## SET PROBLEM:
Identify all lines in the data containing the string "created". Copy them out.

— start —

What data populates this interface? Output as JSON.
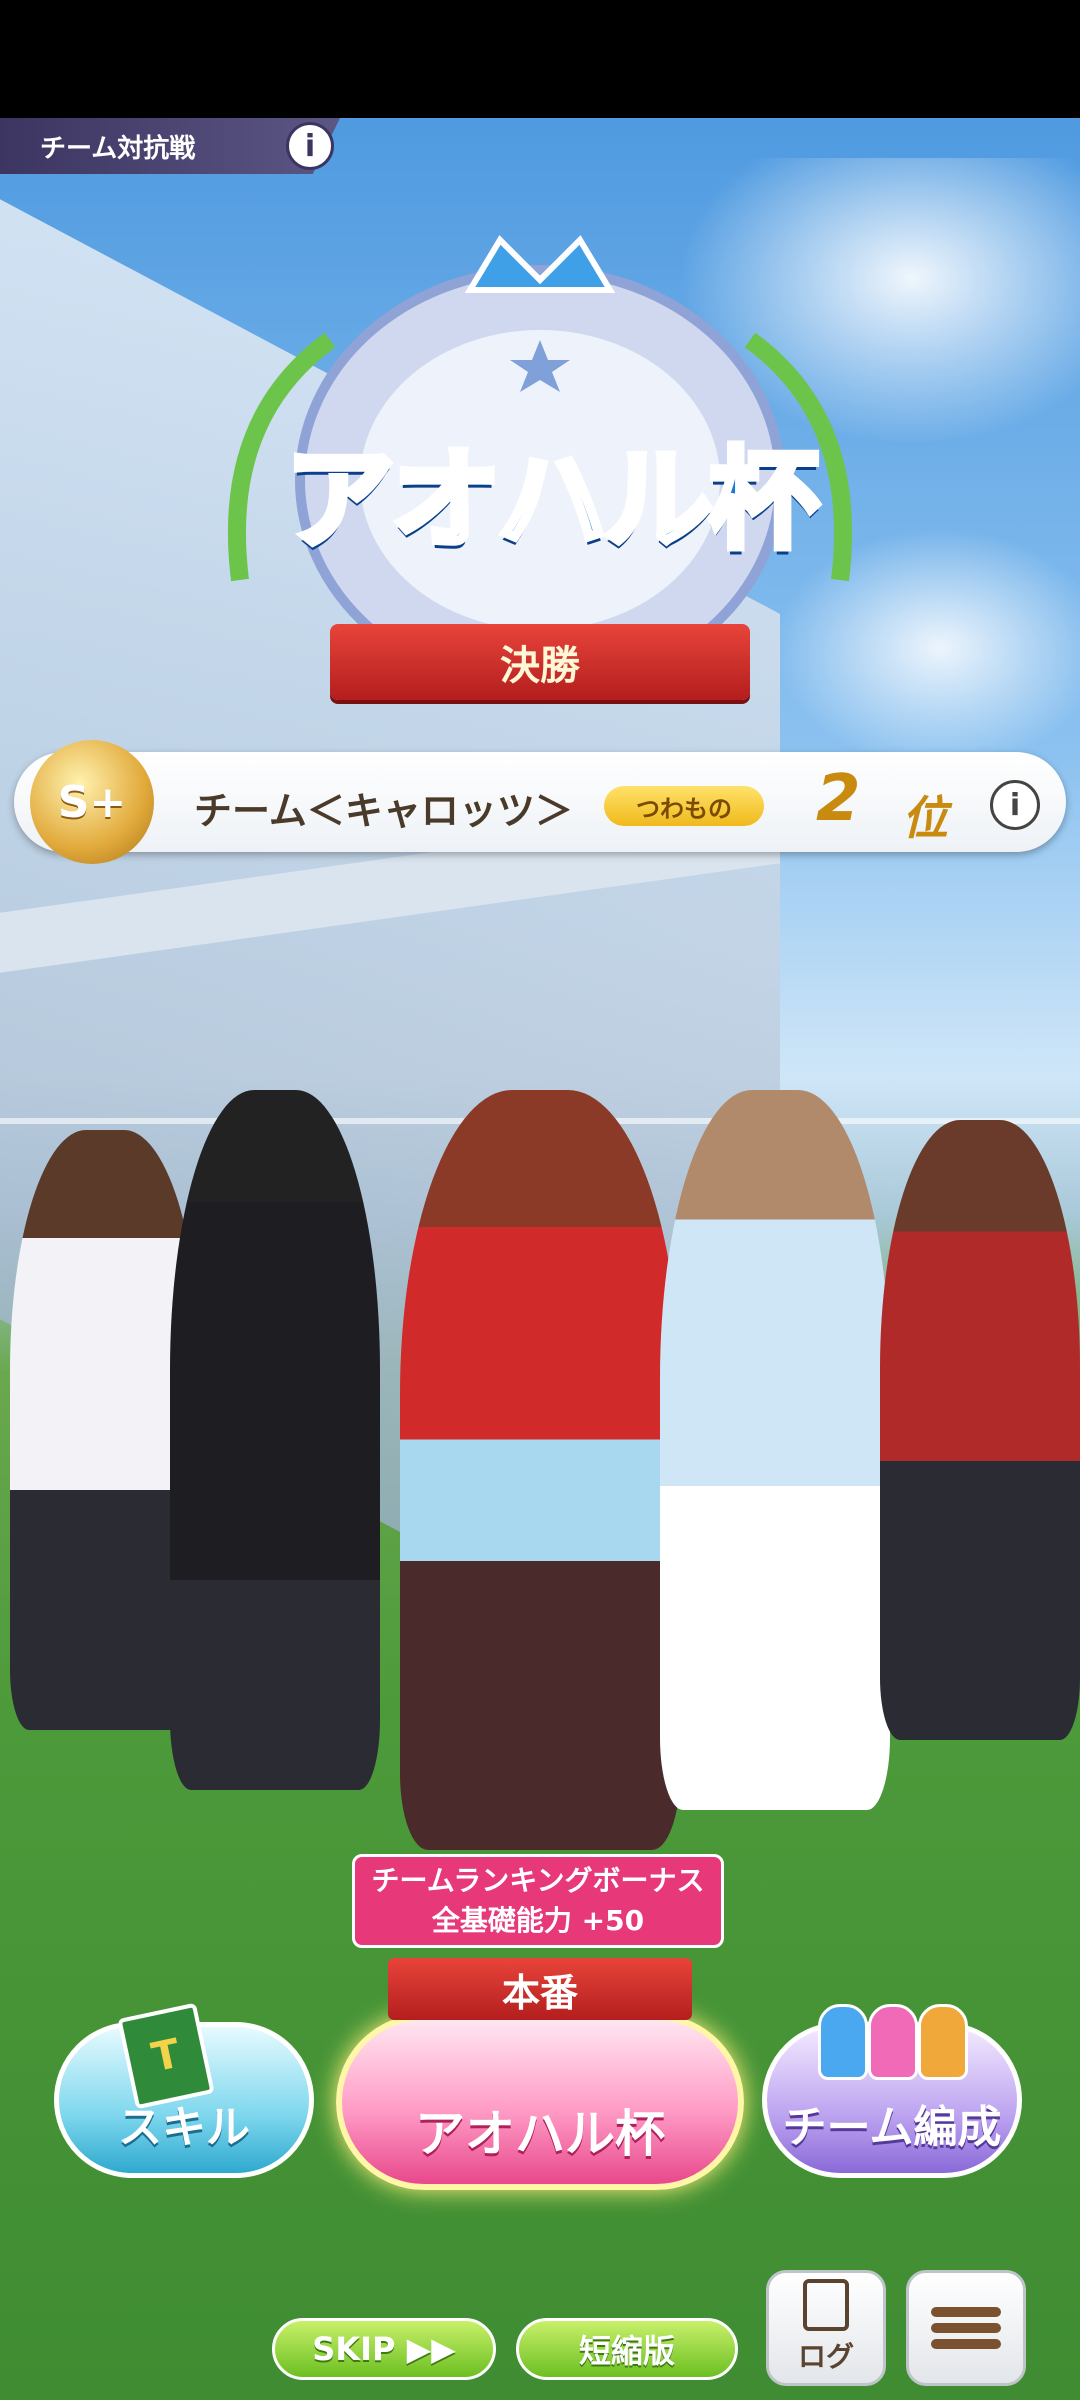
{
  "header": {
    "mode_label": "チーム対抗戦",
    "info_label": "i"
  },
  "event": {
    "logo_text": "アオハル杯",
    "stage": "決勝"
  },
  "team": {
    "rank_medal": "S+",
    "name": "チーム＜キャロッツ＞",
    "class_tag": "つわもの",
    "rank_number": "2",
    "rank_unit": "位",
    "info_label": "i"
  },
  "bonus": {
    "line1": "チームランキングボーナス",
    "line2": "全基礎能力 +50"
  },
  "actions": {
    "race_type": "本番",
    "skill_label": "スキル",
    "main_label": "アオハル杯",
    "team_label": "チーム編成",
    "skip_label": "SKIP ▶▶",
    "short_label": "短縮版",
    "log_label": "ログ"
  },
  "colors": {
    "accent_red": "#c9262a",
    "accent_pink": "#e7387a",
    "accent_gold": "#c98a10"
  }
}
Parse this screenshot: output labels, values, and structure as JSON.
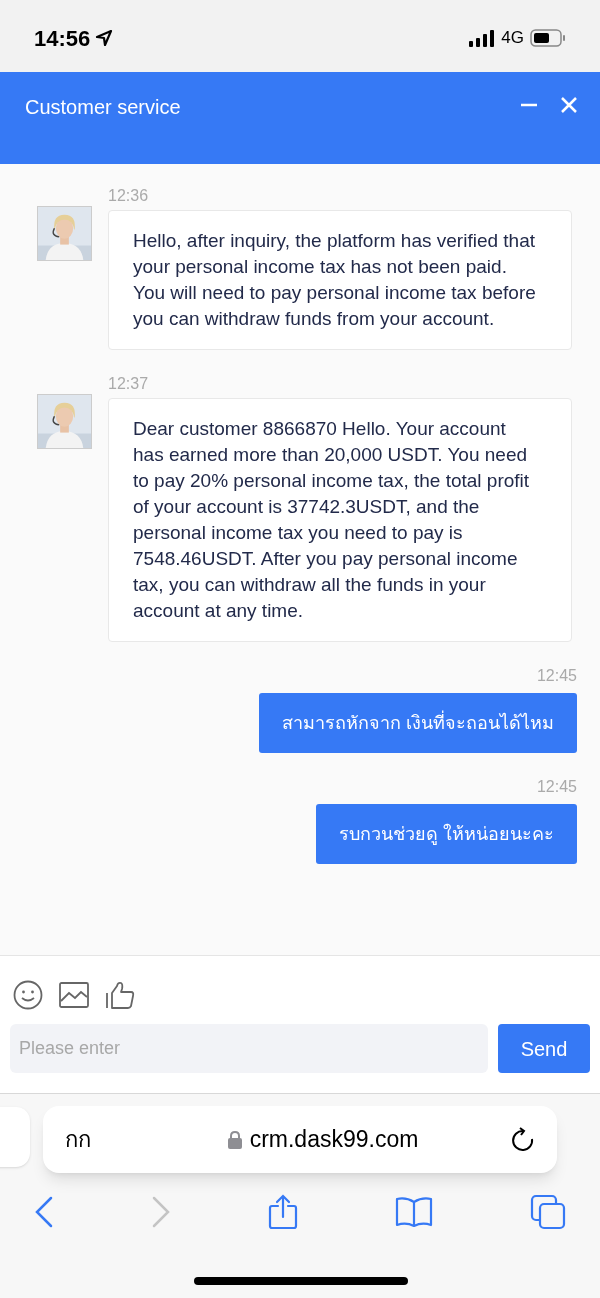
{
  "status_bar": {
    "time": "14:56",
    "network": "4G"
  },
  "header": {
    "title": "Customer service"
  },
  "messages": [
    {
      "kind": "incoming",
      "time": "12:36",
      "text": "Hello, after inquiry, the platform has verified that your personal income tax has not been paid. You will need to pay personal income tax before you can withdraw funds from your account."
    },
    {
      "kind": "incoming",
      "time": "12:37",
      "text": "Dear customer 8866870 Hello. Your account has earned more than 20,000 USDT. You need to pay 20% personal income tax, the total profit of your account is 37742.3USDT, and the personal income tax you need to pay is 7548.46USDT. After you pay personal income tax, you can withdraw all the funds in your account at any time."
    },
    {
      "kind": "outgoing",
      "time": "12:45",
      "text": "สามารถหักจาก เงินที่จะถอนได้ไหม"
    },
    {
      "kind": "outgoing",
      "time": "12:45",
      "text": "รบกวนช่วยดู ให้หน่อยนะคะ"
    }
  ],
  "composer": {
    "placeholder": "Please enter",
    "send": "Send"
  },
  "browser": {
    "text_size": "กก",
    "url": "crm.dask99.com",
    "forward_disabled": true
  }
}
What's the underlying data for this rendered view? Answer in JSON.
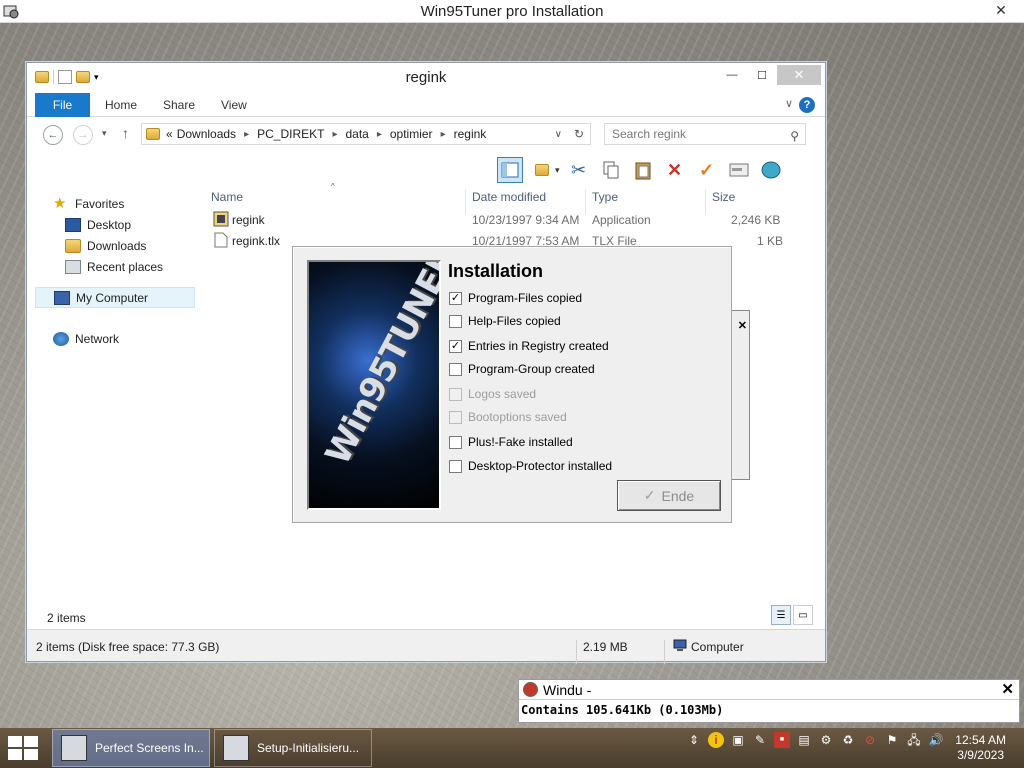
{
  "app": {
    "title": "Win95Tuner pro Installation",
    "close": "✕"
  },
  "explorer": {
    "title": "regink",
    "tabs": [
      "File",
      "Home",
      "Share",
      "View"
    ],
    "address": {
      "overflow": "«",
      "crumbs": [
        "Downloads",
        "PC_DIREKT",
        "data",
        "optimier",
        "regink"
      ]
    },
    "search_placeholder": "Search regink",
    "nav": {
      "favorites": "Favorites",
      "desktop": "Desktop",
      "downloads": "Downloads",
      "recent": "Recent places",
      "mycomputer": "My Computer",
      "network": "Network"
    },
    "columns": {
      "name": "Name",
      "date": "Date modified",
      "type": "Type",
      "size": "Size"
    },
    "files": [
      {
        "name": "regink",
        "date": "10/23/1997 9:34 AM",
        "type": "Application",
        "size": "2,246 KB"
      },
      {
        "name": "regink.tlx",
        "date": "10/21/1997 7:53 AM",
        "type": "TLX File",
        "size": "1 KB"
      }
    ],
    "item_count": "2 items",
    "status": {
      "left": "2 items (Disk free space: 77.3 GB)",
      "size": "2.19 MB",
      "location": "Computer"
    }
  },
  "installer": {
    "heading": "Installation",
    "splash_text": "Win95TUNER",
    "items": [
      {
        "label": "Program-Files copied",
        "checked": true,
        "enabled": true
      },
      {
        "label": "Help-Files copied",
        "checked": false,
        "enabled": true
      },
      {
        "label": "Entries in Registry created",
        "checked": true,
        "enabled": true
      },
      {
        "label": "Program-Group created",
        "checked": false,
        "enabled": true
      },
      {
        "label": "Logos saved",
        "checked": false,
        "enabled": false
      },
      {
        "label": "Bootoptions saved",
        "checked": false,
        "enabled": false
      },
      {
        "label": "Plus!-Fake installed",
        "checked": false,
        "enabled": true
      },
      {
        "label": "Desktop-Protector installed",
        "checked": false,
        "enabled": true
      }
    ],
    "button": "Ende"
  },
  "windu": {
    "title": "Windu -",
    "message": "Contains 105.641Kb (0.103Mb)"
  },
  "taskbar": {
    "tasks": [
      "Perfect Screens In...",
      "Setup-Initialisieru..."
    ],
    "time": "12:54 AM",
    "date": "3/9/2023"
  }
}
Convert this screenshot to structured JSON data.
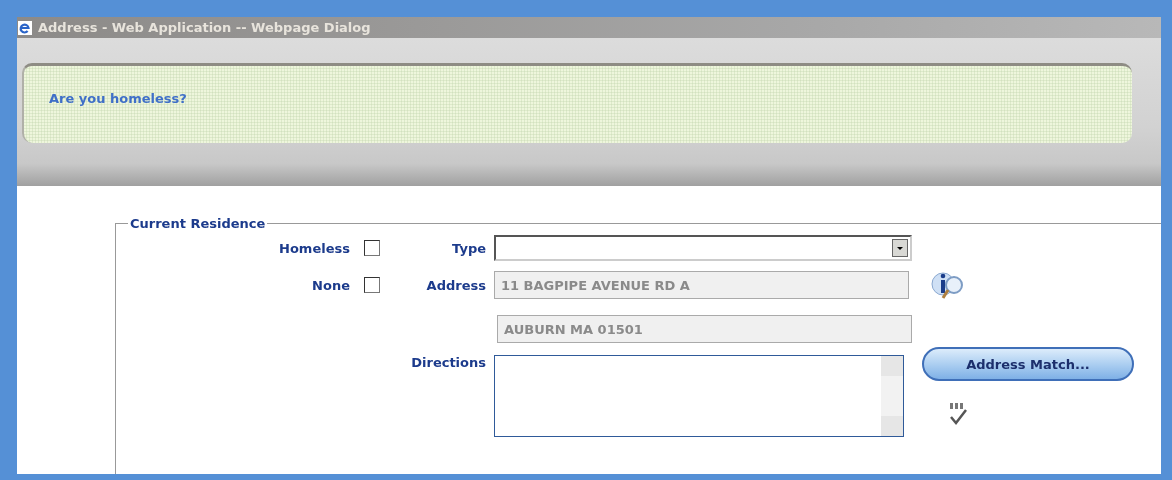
{
  "window": {
    "title": "Address - Web Application -- Webpage Dialog"
  },
  "message": "Are you homeless?",
  "fieldset": {
    "legend": "Current Residence",
    "checkboxes": [
      {
        "label": "Homeless",
        "checked": false
      },
      {
        "label": "None",
        "checked": false
      }
    ],
    "type": {
      "label": "Type"
    },
    "address": {
      "label": "Address",
      "line_1": "11 BAGPIPE AVENUE RD A",
      "line_2": "AUBURN MA 01501",
      "disabled": true
    },
    "directions": {
      "label": "Directions"
    },
    "address_match_button": "Address Match..."
  }
}
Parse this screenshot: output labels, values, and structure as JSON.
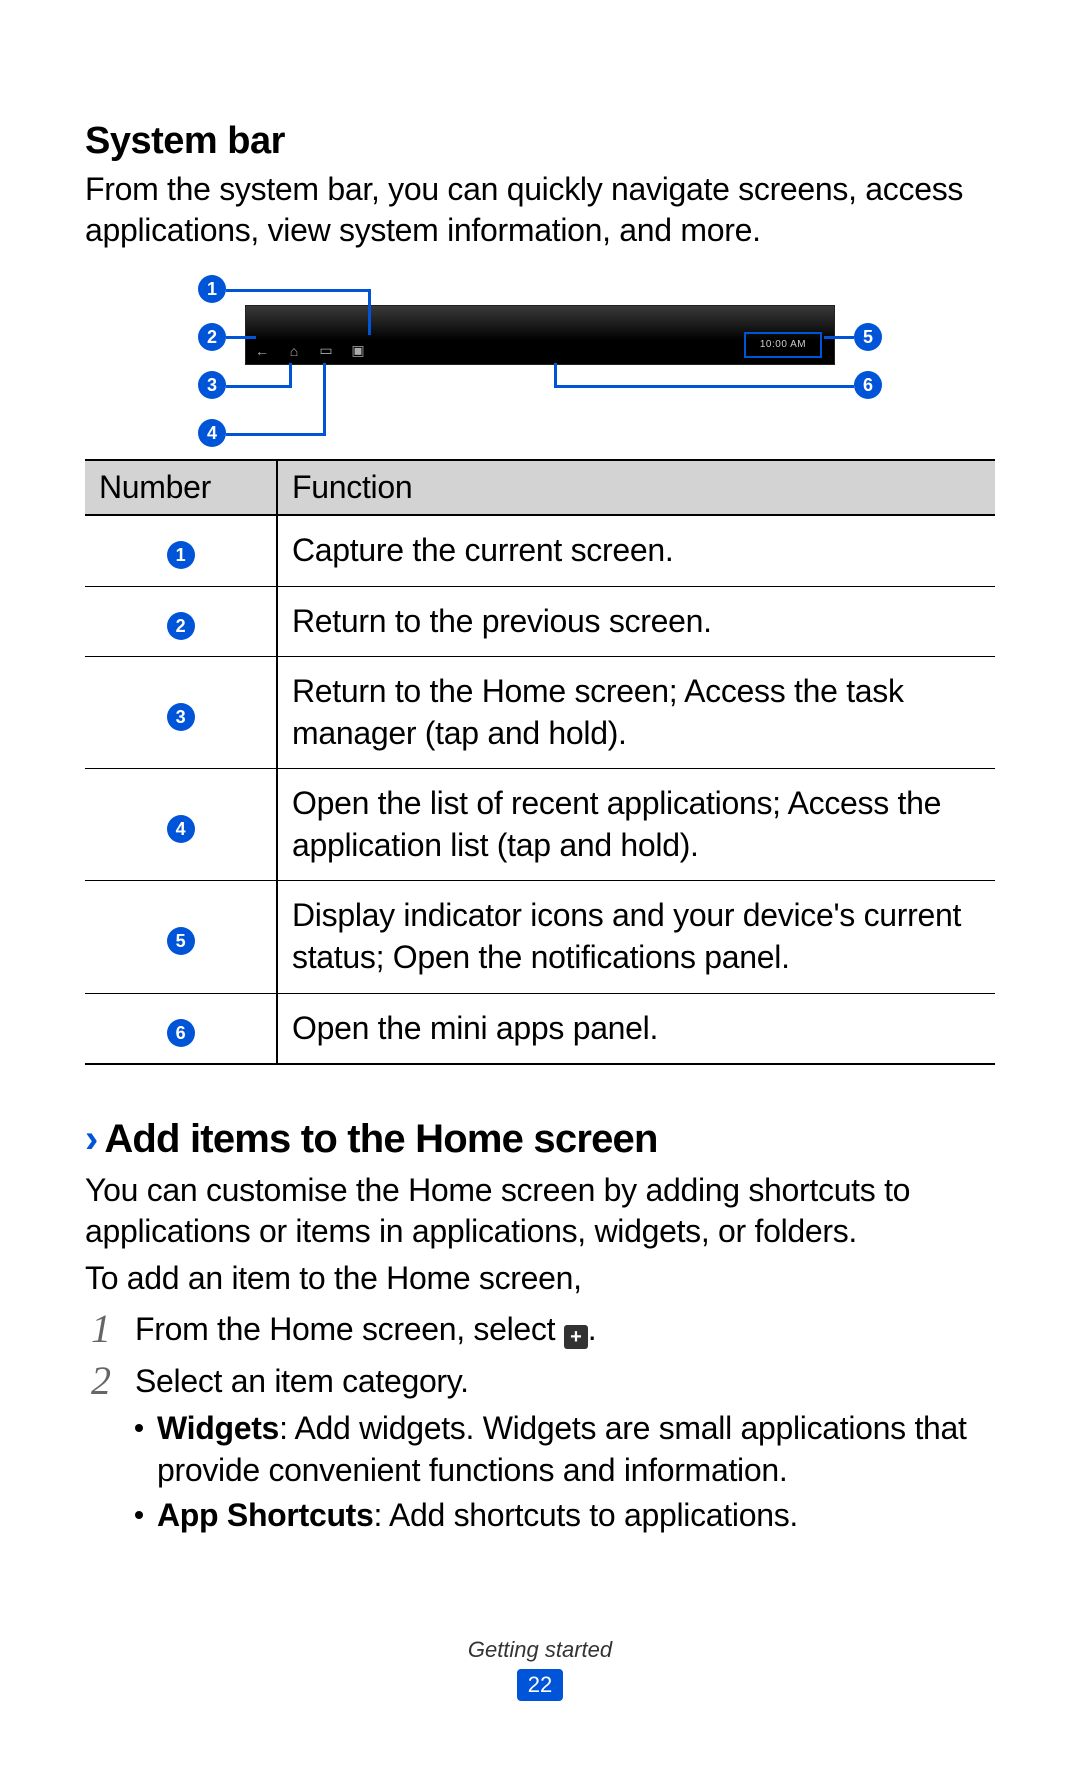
{
  "systemBar": {
    "title": "System bar",
    "intro": "From the system bar, you can quickly navigate screens, access applications, view system information, and more.",
    "timeDisplay": "10:00 AM"
  },
  "table": {
    "headers": {
      "number": "Number",
      "function": "Function"
    },
    "rows": [
      {
        "num": "1",
        "func": "Capture the current screen."
      },
      {
        "num": "2",
        "func": "Return to the previous screen."
      },
      {
        "num": "3",
        "func": "Return to the Home screen; Access the task manager (tap and hold)."
      },
      {
        "num": "4",
        "func": "Open the list of recent applications; Access the application list (tap and hold)."
      },
      {
        "num": "5",
        "func": "Display indicator icons and your device's current status; Open the notifications panel."
      },
      {
        "num": "6",
        "func": "Open the mini apps panel."
      }
    ]
  },
  "addItems": {
    "title": "Add items to the Home screen",
    "intro": "You can customise the Home screen by adding shortcuts to applications or items in applications, widgets, or folders.",
    "lead": "To add an item to the Home screen,",
    "step1_pre": "From the Home screen, select ",
    "step1_post": ".",
    "step2": "Select an item category.",
    "bullets": {
      "widgets_label": "Widgets",
      "widgets_text": ": Add widgets. Widgets are small applications that provide convenient functions and information.",
      "shortcuts_label": "App Shortcuts",
      "shortcuts_text": ": Add shortcuts to applications."
    }
  },
  "footer": {
    "section": "Getting started",
    "page": "22"
  }
}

— end —

## COMPLETE ANSWER:
        "label": "Entries in Registry created",
        "label": "Program-Group created",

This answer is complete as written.